_TASK DIRECTIONS_
In the entries below, how many lines hold the string "image"? Give only the number.

## start THE INPUT

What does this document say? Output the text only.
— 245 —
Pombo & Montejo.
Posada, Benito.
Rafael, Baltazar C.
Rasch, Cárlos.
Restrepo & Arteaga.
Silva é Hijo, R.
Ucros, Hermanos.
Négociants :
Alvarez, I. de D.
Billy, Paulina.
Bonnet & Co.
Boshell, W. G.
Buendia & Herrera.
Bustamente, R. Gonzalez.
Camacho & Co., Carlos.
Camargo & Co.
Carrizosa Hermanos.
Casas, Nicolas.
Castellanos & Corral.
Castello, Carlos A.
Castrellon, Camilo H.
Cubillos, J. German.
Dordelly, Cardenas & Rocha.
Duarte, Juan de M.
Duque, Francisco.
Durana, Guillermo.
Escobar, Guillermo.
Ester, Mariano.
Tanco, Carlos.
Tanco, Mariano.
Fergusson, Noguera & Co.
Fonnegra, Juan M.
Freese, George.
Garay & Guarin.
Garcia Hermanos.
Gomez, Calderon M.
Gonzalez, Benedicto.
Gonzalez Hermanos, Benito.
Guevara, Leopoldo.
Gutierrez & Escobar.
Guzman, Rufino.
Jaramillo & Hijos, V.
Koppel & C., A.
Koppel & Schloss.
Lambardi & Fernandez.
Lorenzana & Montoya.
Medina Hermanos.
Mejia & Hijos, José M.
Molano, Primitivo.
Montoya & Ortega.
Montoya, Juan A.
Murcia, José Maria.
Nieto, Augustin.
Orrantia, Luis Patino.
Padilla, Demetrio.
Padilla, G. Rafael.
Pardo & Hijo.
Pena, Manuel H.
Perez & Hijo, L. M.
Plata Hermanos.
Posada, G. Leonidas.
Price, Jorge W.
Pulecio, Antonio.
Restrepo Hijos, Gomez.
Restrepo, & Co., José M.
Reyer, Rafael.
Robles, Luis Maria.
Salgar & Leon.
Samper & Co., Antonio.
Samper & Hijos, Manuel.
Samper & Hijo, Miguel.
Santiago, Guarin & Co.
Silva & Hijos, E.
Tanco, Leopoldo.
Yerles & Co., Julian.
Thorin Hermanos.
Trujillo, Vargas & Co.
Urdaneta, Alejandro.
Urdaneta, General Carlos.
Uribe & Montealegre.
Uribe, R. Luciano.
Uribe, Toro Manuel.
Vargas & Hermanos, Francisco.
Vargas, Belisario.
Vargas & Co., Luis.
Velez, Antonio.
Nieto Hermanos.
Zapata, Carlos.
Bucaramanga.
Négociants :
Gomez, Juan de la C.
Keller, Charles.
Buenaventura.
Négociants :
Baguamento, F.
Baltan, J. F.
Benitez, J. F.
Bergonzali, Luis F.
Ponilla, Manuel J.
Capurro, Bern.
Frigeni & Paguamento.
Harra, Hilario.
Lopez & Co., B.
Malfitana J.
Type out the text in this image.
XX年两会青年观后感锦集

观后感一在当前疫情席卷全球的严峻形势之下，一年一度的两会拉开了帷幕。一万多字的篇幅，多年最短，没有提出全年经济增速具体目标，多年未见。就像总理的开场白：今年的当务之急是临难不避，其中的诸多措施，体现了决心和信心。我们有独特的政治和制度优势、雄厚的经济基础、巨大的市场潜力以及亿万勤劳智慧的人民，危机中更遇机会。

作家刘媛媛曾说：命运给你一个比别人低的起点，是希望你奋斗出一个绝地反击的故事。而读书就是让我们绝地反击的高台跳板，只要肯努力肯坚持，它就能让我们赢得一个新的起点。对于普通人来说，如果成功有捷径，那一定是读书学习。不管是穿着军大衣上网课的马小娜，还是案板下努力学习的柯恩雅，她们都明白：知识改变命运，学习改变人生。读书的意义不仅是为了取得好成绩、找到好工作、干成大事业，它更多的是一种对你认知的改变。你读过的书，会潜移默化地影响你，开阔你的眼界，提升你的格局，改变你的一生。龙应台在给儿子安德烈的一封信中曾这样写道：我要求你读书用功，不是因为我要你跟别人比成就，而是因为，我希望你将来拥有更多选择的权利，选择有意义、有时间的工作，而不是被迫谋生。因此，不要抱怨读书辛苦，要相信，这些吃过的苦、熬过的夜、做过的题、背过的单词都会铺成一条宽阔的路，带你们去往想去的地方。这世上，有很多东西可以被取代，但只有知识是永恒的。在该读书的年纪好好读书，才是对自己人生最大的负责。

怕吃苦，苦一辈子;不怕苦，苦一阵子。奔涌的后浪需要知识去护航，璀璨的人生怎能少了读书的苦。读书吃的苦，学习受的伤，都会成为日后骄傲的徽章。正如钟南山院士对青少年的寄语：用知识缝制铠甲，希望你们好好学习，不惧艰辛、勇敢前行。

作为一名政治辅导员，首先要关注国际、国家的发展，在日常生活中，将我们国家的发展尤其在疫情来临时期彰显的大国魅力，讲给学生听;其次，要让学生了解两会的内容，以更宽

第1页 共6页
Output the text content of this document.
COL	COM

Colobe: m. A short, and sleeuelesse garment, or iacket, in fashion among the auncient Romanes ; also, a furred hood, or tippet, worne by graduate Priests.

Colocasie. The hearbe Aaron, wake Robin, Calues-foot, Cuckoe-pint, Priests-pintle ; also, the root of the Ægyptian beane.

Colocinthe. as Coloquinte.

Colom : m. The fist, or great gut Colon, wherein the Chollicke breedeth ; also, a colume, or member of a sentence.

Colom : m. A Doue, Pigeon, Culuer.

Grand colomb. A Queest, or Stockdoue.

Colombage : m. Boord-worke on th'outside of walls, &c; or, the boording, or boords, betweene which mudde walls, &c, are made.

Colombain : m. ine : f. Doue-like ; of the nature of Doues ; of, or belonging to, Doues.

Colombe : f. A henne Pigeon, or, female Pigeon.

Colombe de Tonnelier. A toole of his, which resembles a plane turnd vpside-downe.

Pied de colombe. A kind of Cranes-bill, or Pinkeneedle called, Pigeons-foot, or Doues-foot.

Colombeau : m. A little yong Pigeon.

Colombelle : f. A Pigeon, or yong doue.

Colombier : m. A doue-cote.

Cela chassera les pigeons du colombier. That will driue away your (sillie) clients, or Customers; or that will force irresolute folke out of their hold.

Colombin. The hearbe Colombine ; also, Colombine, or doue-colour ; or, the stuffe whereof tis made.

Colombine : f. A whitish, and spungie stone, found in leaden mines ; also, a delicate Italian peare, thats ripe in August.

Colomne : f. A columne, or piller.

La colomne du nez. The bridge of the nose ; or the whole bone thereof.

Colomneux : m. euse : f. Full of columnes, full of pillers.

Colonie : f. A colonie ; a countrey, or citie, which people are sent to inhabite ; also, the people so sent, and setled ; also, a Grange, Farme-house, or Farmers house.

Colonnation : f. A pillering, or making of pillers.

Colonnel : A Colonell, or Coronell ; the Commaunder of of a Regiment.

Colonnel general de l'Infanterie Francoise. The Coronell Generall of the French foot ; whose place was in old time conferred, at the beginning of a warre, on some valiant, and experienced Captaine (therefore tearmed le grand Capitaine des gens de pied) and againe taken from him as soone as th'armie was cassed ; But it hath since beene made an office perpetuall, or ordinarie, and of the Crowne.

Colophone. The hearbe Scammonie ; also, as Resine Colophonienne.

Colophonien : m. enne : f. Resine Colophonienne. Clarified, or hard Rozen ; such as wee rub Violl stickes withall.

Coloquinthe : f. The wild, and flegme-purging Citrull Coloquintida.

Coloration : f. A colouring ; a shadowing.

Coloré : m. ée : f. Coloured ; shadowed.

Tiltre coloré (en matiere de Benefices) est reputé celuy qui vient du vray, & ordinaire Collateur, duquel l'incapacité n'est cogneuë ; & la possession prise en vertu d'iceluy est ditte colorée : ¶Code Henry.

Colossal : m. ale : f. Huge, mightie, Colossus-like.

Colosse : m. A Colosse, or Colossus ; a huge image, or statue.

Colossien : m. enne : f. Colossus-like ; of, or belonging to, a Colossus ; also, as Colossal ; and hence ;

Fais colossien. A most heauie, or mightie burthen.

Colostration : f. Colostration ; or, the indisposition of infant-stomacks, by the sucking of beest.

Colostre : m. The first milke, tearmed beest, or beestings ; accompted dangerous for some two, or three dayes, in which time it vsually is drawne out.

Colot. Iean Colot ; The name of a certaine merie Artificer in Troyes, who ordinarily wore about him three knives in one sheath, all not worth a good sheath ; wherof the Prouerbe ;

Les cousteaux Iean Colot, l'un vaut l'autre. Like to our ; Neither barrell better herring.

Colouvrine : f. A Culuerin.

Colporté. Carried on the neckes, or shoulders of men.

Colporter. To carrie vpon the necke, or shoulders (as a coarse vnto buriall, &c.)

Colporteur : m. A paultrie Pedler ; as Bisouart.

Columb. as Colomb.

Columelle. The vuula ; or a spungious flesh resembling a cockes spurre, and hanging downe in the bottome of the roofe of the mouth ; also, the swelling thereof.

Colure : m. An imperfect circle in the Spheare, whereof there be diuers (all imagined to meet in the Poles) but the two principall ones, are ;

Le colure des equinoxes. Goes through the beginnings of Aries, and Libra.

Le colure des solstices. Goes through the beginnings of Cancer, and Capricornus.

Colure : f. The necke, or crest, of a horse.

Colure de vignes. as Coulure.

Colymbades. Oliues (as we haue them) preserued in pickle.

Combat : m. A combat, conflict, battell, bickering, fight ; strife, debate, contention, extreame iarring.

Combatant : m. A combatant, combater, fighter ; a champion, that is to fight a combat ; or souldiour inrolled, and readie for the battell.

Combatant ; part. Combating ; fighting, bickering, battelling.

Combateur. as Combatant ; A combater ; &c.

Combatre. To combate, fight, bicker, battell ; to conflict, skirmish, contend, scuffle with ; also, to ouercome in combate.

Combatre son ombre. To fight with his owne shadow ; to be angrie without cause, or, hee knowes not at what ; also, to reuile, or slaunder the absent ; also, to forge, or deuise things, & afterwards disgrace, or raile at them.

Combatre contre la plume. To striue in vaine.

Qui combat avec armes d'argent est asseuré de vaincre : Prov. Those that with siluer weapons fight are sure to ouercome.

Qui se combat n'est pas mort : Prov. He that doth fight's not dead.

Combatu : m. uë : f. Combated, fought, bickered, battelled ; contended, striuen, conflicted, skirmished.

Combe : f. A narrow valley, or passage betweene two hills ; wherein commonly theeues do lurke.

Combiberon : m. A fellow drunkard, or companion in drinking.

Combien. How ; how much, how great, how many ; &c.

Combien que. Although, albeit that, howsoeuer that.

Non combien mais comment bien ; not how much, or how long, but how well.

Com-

## end THE INPUT

_SOLUTION TO THIS PROBLEM_
2